What number of lines in the material contain the word "glyph"? Give that number alone.

### Records shown

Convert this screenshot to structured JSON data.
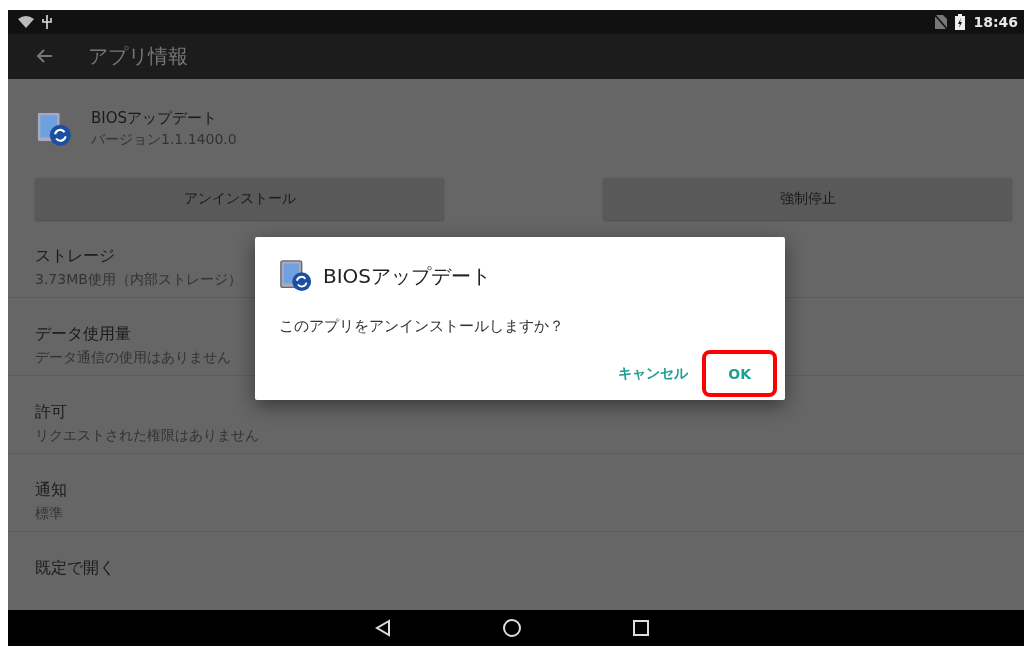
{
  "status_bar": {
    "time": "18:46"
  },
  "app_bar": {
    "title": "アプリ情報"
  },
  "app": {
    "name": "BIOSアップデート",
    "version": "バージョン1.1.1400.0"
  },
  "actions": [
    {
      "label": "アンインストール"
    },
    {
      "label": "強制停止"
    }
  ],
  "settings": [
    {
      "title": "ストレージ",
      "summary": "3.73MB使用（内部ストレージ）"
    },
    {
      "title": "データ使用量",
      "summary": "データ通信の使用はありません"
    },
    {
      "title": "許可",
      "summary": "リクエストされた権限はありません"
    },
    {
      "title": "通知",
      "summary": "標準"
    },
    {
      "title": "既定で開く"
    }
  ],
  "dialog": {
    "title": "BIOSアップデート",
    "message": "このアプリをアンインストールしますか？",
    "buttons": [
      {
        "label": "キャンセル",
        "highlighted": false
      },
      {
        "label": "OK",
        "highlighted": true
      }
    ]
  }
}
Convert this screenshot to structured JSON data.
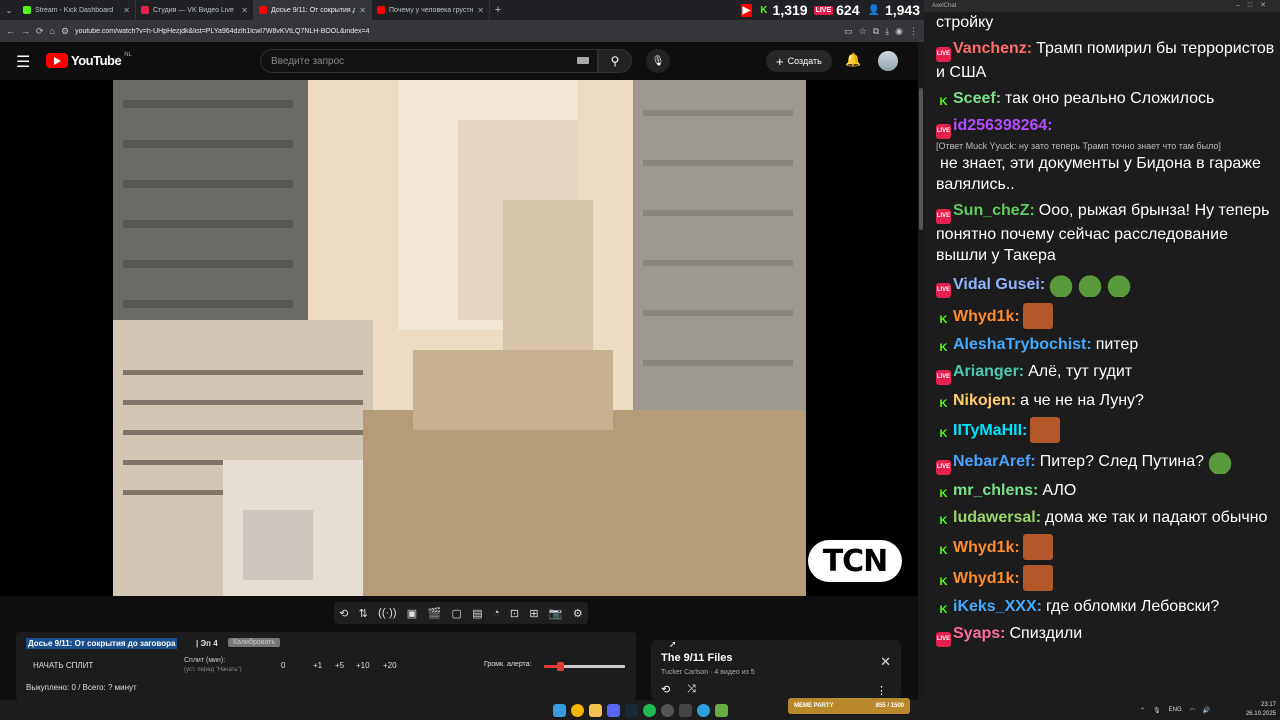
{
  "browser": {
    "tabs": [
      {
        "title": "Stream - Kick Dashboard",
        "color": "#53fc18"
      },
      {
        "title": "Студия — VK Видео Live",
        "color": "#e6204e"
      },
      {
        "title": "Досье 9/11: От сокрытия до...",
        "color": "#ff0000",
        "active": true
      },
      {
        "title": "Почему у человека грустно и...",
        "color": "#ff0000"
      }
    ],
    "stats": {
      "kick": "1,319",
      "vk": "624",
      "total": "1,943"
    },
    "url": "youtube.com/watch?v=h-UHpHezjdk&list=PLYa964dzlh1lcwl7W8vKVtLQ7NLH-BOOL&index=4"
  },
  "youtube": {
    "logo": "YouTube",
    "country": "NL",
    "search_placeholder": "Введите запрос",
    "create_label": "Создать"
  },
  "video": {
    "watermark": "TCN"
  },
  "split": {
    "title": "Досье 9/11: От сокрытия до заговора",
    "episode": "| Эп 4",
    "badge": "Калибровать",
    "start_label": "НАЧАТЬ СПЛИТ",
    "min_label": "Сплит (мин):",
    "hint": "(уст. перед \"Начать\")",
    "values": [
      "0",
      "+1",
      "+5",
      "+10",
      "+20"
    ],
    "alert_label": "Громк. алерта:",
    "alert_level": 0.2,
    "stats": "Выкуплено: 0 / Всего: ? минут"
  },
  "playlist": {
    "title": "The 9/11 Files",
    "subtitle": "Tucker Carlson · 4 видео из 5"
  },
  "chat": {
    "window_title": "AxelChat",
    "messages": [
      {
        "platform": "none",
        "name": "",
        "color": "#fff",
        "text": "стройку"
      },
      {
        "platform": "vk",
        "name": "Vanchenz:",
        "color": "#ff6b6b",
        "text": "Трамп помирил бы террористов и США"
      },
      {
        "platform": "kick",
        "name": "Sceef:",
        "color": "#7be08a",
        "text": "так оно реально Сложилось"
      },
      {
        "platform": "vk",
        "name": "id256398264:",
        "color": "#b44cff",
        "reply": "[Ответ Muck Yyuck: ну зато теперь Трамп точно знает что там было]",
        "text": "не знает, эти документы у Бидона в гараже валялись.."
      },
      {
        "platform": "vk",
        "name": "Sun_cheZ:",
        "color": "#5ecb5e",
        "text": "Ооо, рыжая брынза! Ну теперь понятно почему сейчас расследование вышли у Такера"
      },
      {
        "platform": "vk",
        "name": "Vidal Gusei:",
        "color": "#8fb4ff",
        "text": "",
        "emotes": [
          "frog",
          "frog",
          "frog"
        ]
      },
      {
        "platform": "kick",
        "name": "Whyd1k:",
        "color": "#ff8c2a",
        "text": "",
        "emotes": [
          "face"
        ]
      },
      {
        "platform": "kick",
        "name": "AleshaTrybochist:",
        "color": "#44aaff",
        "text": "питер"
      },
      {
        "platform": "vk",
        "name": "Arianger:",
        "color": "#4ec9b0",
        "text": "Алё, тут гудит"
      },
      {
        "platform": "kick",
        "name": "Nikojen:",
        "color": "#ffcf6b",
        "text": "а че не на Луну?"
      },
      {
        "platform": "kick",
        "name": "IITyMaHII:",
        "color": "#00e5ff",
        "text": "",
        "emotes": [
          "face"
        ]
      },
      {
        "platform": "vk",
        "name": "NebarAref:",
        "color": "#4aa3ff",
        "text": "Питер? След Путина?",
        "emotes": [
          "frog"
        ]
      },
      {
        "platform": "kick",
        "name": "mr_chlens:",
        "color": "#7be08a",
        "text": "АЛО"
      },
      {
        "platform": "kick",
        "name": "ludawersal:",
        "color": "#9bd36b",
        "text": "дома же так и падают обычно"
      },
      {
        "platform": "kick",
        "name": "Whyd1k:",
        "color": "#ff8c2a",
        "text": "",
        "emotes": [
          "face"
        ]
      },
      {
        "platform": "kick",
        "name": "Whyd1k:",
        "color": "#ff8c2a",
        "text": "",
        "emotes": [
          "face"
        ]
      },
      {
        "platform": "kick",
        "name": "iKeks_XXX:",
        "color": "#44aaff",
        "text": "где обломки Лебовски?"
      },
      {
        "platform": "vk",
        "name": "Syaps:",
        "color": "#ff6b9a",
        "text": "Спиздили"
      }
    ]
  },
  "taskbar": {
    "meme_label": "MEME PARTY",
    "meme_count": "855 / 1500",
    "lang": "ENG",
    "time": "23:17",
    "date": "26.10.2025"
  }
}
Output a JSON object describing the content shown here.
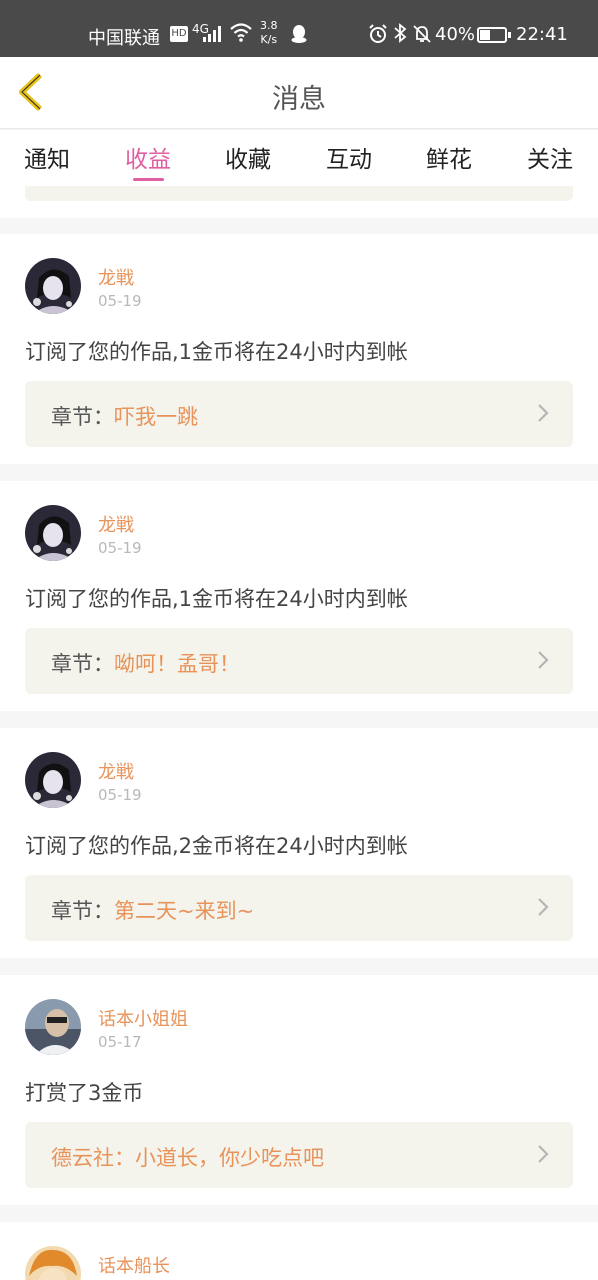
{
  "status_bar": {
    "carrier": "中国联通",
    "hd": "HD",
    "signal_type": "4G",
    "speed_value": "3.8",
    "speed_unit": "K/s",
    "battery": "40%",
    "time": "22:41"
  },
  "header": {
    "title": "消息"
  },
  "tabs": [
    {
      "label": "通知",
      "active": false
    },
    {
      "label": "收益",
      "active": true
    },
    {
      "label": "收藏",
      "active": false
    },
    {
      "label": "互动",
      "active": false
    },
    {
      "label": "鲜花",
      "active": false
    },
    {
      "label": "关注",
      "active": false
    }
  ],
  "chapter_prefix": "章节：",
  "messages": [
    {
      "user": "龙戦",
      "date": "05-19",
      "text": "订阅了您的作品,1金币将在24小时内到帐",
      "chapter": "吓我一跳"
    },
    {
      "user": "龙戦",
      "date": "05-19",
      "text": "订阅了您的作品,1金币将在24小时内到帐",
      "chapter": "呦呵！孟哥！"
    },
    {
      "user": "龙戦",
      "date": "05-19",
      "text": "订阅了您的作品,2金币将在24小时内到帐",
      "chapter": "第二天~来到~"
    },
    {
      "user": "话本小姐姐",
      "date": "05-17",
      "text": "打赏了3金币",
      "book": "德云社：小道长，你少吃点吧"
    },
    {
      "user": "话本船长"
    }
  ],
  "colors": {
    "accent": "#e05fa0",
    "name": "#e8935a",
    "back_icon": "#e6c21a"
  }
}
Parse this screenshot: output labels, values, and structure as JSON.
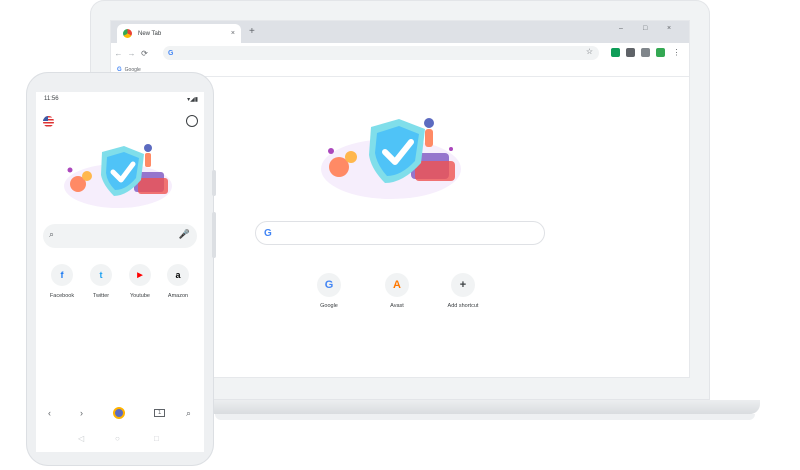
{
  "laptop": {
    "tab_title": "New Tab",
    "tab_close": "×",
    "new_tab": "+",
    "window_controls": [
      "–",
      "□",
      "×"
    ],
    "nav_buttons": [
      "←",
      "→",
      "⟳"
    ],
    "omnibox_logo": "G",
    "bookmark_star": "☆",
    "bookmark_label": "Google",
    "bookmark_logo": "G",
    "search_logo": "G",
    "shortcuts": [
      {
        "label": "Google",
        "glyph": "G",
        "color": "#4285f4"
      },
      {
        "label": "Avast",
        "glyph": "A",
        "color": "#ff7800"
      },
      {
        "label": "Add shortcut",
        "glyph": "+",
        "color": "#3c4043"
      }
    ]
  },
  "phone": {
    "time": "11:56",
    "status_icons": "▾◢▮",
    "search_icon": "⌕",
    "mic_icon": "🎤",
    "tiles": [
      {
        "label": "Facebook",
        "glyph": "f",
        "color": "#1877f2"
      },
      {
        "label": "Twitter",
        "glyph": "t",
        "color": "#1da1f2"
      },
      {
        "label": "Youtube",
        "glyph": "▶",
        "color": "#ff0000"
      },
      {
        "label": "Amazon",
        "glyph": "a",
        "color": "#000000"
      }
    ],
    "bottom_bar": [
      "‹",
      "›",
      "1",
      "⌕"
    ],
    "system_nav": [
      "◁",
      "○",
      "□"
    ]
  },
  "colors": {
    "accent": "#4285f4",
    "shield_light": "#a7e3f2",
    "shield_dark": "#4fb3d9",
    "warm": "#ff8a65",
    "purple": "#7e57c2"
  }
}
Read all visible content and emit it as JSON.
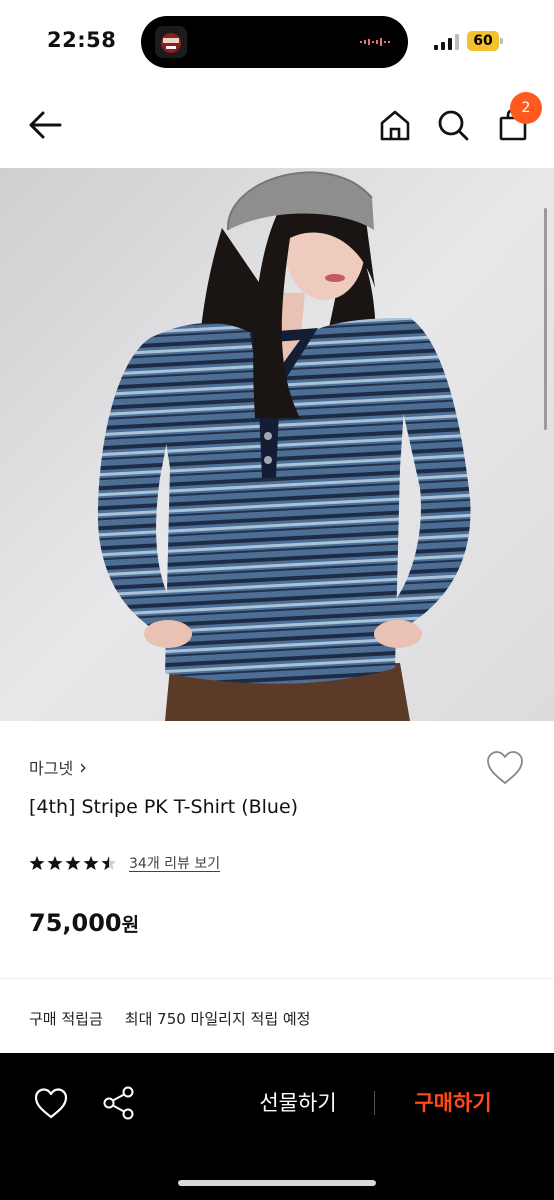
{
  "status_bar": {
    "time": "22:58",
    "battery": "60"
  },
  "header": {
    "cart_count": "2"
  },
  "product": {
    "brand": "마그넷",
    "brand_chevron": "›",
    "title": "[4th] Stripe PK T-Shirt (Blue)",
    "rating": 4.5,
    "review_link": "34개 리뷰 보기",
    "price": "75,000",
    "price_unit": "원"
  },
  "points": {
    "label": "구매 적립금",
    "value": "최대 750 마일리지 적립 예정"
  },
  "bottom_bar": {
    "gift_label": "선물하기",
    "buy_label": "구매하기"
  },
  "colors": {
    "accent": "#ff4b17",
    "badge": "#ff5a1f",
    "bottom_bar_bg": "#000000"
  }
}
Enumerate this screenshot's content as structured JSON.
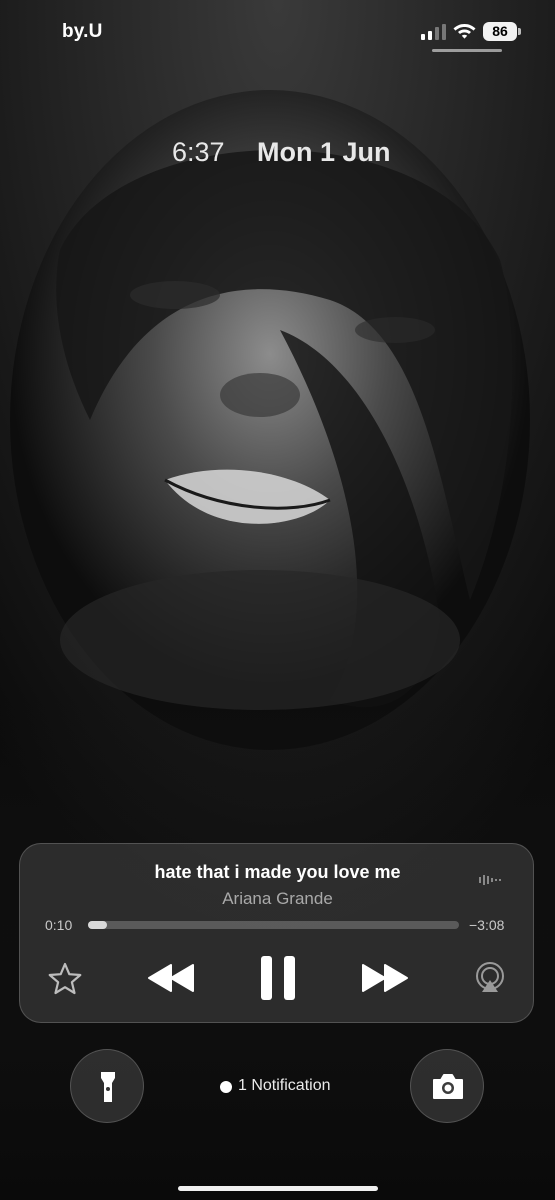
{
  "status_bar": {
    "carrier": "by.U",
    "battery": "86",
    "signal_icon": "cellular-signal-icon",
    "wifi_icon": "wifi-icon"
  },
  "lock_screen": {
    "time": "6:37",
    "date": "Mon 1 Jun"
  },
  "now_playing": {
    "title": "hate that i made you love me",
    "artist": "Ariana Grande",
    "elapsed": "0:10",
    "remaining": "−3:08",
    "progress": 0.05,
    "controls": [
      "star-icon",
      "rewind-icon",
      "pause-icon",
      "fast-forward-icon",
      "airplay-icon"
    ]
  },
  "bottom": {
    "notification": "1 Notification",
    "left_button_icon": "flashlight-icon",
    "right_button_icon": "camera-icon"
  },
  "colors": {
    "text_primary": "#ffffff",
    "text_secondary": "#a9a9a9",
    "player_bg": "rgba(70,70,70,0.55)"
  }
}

######

Exercise output
7